- WHAT IS NEEDED:
Exactly repeat the material, dropping only the pictures.

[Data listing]
┏━━
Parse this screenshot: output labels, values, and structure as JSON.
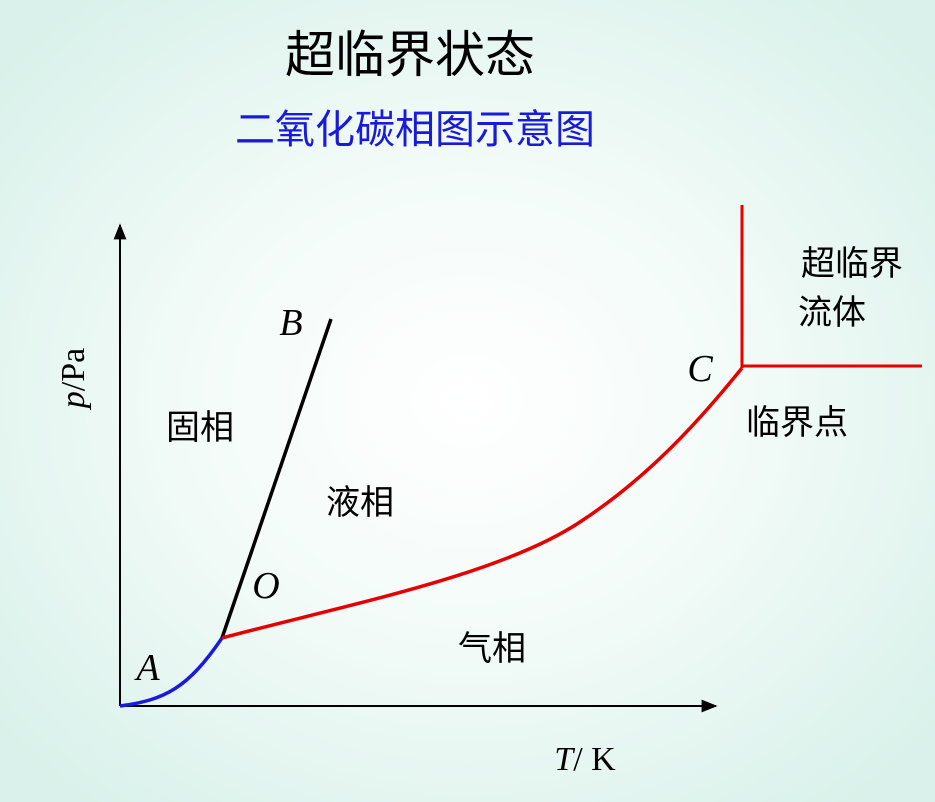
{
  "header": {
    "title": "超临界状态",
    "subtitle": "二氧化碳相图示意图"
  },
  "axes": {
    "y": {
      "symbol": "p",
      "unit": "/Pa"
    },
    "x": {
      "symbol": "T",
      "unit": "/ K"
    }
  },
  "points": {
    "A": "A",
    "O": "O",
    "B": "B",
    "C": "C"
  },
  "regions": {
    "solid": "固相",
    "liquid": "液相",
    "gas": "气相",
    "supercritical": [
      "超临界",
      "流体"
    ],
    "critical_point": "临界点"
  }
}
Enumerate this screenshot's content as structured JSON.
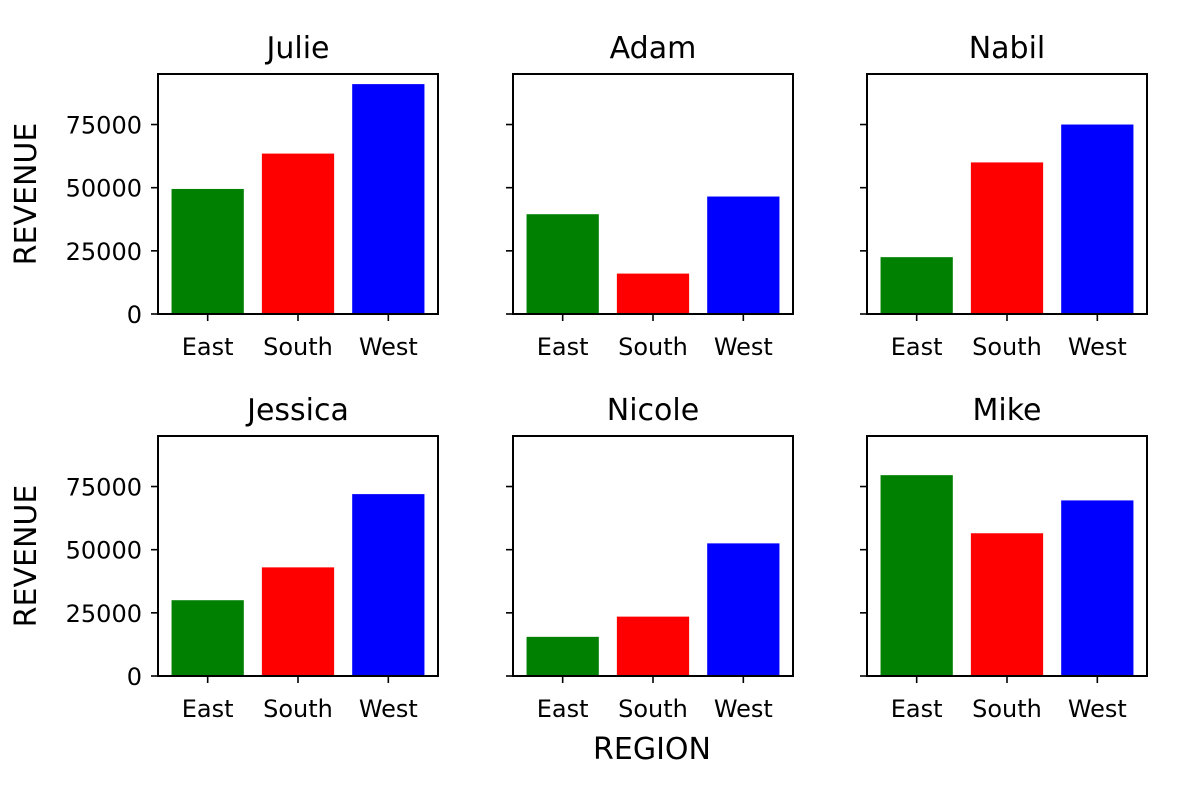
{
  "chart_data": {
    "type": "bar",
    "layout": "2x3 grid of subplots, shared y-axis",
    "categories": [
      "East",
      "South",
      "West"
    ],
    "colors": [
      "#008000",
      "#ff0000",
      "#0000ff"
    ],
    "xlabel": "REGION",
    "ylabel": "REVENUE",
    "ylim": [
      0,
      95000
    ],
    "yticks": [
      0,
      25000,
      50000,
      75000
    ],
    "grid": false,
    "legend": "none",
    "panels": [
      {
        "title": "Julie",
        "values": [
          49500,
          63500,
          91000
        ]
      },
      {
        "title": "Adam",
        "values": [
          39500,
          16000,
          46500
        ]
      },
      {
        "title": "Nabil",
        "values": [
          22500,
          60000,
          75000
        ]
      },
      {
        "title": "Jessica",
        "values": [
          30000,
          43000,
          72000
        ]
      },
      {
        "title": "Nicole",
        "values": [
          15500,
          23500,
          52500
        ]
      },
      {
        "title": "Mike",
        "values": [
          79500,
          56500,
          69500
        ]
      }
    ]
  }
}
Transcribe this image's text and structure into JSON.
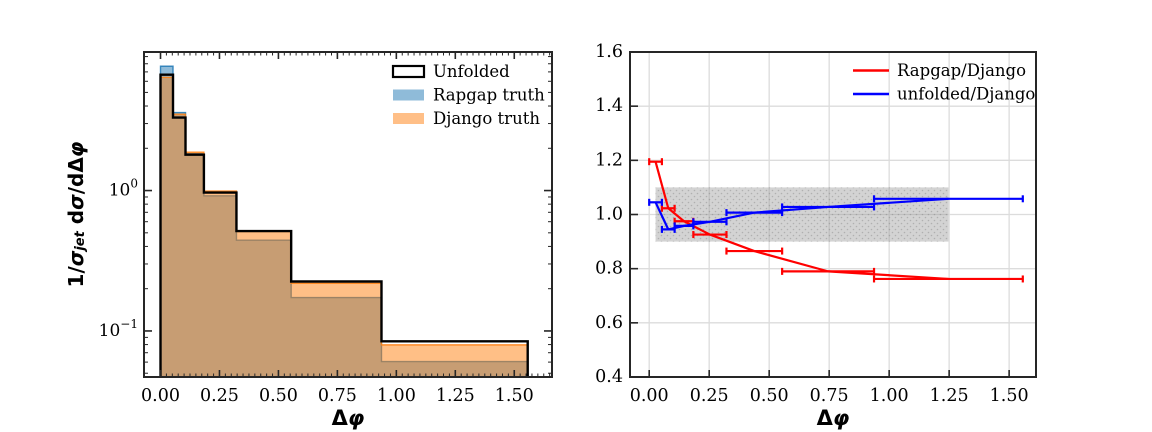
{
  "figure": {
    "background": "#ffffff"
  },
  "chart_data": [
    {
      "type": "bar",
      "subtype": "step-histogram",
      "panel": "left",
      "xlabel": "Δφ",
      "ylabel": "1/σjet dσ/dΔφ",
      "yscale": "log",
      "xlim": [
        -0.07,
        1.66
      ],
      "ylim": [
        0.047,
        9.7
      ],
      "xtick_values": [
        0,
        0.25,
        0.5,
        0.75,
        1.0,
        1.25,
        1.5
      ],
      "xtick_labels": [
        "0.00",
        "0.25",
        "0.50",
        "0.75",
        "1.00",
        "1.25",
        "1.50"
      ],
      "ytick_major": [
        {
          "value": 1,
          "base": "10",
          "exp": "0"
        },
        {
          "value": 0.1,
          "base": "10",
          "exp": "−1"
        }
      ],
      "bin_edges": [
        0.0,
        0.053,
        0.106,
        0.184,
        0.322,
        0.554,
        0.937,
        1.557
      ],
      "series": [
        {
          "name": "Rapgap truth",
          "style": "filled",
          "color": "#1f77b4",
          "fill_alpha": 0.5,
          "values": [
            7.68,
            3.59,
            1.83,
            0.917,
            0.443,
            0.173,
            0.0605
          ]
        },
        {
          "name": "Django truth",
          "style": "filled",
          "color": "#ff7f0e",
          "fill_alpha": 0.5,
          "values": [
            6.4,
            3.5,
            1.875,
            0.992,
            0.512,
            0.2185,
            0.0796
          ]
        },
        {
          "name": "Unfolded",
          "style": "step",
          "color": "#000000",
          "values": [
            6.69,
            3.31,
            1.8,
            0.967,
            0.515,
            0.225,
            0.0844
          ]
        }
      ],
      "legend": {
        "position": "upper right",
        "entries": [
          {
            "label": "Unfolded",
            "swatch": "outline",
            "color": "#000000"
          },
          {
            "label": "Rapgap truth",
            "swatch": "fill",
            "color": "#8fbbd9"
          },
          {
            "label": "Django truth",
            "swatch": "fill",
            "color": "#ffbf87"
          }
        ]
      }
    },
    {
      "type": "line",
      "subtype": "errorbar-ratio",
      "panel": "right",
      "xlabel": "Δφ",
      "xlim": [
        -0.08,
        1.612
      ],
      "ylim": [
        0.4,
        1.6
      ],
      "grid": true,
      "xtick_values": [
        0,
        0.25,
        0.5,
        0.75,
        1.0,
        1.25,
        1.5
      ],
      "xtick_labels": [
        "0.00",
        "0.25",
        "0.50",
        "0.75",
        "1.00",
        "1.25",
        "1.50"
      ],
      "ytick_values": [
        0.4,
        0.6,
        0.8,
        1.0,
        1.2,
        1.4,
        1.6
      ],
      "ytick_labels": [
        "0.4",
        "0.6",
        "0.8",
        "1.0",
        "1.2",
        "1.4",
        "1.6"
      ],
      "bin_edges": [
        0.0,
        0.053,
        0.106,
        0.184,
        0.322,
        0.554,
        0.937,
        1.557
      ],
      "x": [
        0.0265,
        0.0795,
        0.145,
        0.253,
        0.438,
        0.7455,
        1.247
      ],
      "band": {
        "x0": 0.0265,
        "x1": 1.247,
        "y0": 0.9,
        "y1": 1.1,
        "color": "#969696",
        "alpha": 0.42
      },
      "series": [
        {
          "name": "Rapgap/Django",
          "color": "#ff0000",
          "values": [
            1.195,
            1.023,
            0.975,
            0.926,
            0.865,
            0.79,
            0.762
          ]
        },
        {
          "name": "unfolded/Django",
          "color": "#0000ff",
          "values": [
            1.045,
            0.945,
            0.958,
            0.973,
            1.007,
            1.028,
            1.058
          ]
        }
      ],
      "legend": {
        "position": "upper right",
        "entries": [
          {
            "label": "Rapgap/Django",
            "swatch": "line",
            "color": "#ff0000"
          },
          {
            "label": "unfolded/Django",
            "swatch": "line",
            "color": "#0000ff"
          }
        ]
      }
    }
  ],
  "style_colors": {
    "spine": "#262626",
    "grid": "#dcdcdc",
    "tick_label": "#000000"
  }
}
┗━━
- RESPONSE TO THE EXERCISE:
Parse this screenshot: output labels, values, and structure as JSON.
{
  "header": {
    "title": "超临界状态",
    "subtitle": "二氧化碳相图示意图"
  },
  "axes": {
    "y": {
      "symbol": "p",
      "unit": "/Pa"
    },
    "x": {
      "symbol": "T",
      "unit": "/ K"
    }
  },
  "points": {
    "A": "A",
    "O": "O",
    "B": "B",
    "C": "C"
  },
  "regions": {
    "solid": "固相",
    "liquid": "液相",
    "gas": "气相",
    "supercritical": [
      "超临界",
      "流体"
    ],
    "critical_point": "临界点"
  }
}
Enumerate this screenshot's content as structured JSON.
{
  "chart_data": {
    "type": "bar",
    "layout": "2x3 grid of subplots, shared y-axis",
    "categories": [
      "East",
      "South",
      "West"
    ],
    "colors": [
      "#008000",
      "#ff0000",
      "#0000ff"
    ],
    "xlabel": "REGION",
    "ylabel": "REVENUE",
    "ylim": [
      0,
      95000
    ],
    "yticks": [
      0,
      25000,
      50000,
      75000
    ],
    "grid": false,
    "legend": "none",
    "panels": [
      {
        "title": "Julie",
        "values": [
          49500,
          63500,
          91000
        ]
      },
      {
        "title": "Adam",
        "values": [
          39500,
          16000,
          46500
        ]
      },
      {
        "title": "Nabil",
        "values": [
          22500,
          60000,
          75000
        ]
      },
      {
        "title": "Jessica",
        "values": [
          30000,
          43000,
          72000
        ]
      },
      {
        "title": "Nicole",
        "values": [
          15500,
          23500,
          52500
        ]
      },
      {
        "title": "Mike",
        "values": [
          79500,
          56500,
          69500
        ]
      }
    ]
  }
}
Transcribe this image's text and structure into JSON.
{
  "figure": {
    "background": "#ffffff"
  },
  "chart_data": [
    {
      "type": "bar",
      "subtype": "step-histogram",
      "panel": "left",
      "xlabel": "Δφ",
      "ylabel": "1/σjet dσ/dΔφ",
      "yscale": "log",
      "xlim": [
        -0.07,
        1.66
      ],
      "ylim": [
        0.047,
        9.7
      ],
      "xtick_values": [
        0,
        0.25,
        0.5,
        0.75,
        1.0,
        1.25,
        1.5
      ],
      "xtick_labels": [
        "0.00",
        "0.25",
        "0.50",
        "0.75",
        "1.00",
        "1.25",
        "1.50"
      ],
      "ytick_major": [
        {
          "value": 1,
          "base": "10",
          "exp": "0"
        },
        {
          "value": 0.1,
          "base": "10",
          "exp": "−1"
        }
      ],
      "bin_edges": [
        0.0,
        0.053,
        0.106,
        0.184,
        0.322,
        0.554,
        0.937,
        1.557
      ],
      "series": [
        {
          "name": "Rapgap truth",
          "style": "filled",
          "color": "#1f77b4",
          "fill_alpha": 0.5,
          "values": [
            7.68,
            3.59,
            1.83,
            0.917,
            0.443,
            0.173,
            0.0605
          ]
        },
        {
          "name": "Django truth",
          "style": "filled",
          "color": "#ff7f0e",
          "fill_alpha": 0.5,
          "values": [
            6.4,
            3.5,
            1.875,
            0.992,
            0.512,
            0.2185,
            0.0796
          ]
        },
        {
          "name": "Unfolded",
          "style": "step",
          "color": "#000000",
          "values": [
            6.69,
            3.31,
            1.8,
            0.967,
            0.515,
            0.225,
            0.0844
          ]
        }
      ],
      "legend": {
        "position": "upper right",
        "entries": [
          {
            "label": "Unfolded",
            "swatch": "outline",
            "color": "#000000"
          },
          {
            "label": "Rapgap truth",
            "swatch": "fill",
            "color": "#8fbbd9"
          },
          {
            "label": "Django truth",
            "swatch": "fill",
            "color": "#ffbf87"
          }
        ]
      }
    },
    {
      "type": "line",
      "subtype": "errorbar-ratio",
      "panel": "right",
      "xlabel": "Δφ",
      "xlim": [
        -0.08,
        1.612
      ],
      "ylim": [
        0.4,
        1.6
      ],
      "grid": true,
      "xtick_values": [
        0,
        0.25,
        0.5,
        0.75,
        1.0,
        1.25,
        1.5
      ],
      "xtick_labels": [
        "0.00",
        "0.25",
        "0.50",
        "0.75",
        "1.00",
        "1.25",
        "1.50"
      ],
      "ytick_values": [
        0.4,
        0.6,
        0.8,
        1.0,
        1.2,
        1.4,
        1.6
      ],
      "ytick_labels": [
        "0.4",
        "0.6",
        "0.8",
        "1.0",
        "1.2",
        "1.4",
        "1.6"
      ],
      "bin_edges": [
        0.0,
        0.053,
        0.106,
        0.184,
        0.322,
        0.554,
        0.937,
        1.557
      ],
      "x": [
        0.0265,
        0.0795,
        0.145,
        0.253,
        0.438,
        0.7455,
        1.247
      ],
      "band": {
        "x0": 0.0265,
        "x1": 1.247,
        "y0": 0.9,
        "y1": 1.1,
        "color": "#969696",
        "alpha": 0.42
      },
      "series": [
        {
          "name": "Rapgap/Django",
          "color": "#ff0000",
          "values": [
            1.195,
            1.023,
            0.975,
            0.926,
            0.865,
            0.79,
            0.762
          ]
        },
        {
          "name": "unfolded/Django",
          "color": "#0000ff",
          "values": [
            1.045,
            0.945,
            0.958,
            0.973,
            1.007,
            1.028,
            1.058
          ]
        }
      ],
      "legend": {
        "position": "upper right",
        "entries": [
          {
            "label": "Rapgap/Django",
            "swatch": "line",
            "color": "#ff0000"
          },
          {
            "label": "unfolded/Django",
            "swatch": "line",
            "color": "#0000ff"
          }
        ]
      }
    }
  ],
  "style_colors": {
    "spine": "#262626",
    "grid": "#dcdcdc",
    "tick_label": "#000000"
  }
}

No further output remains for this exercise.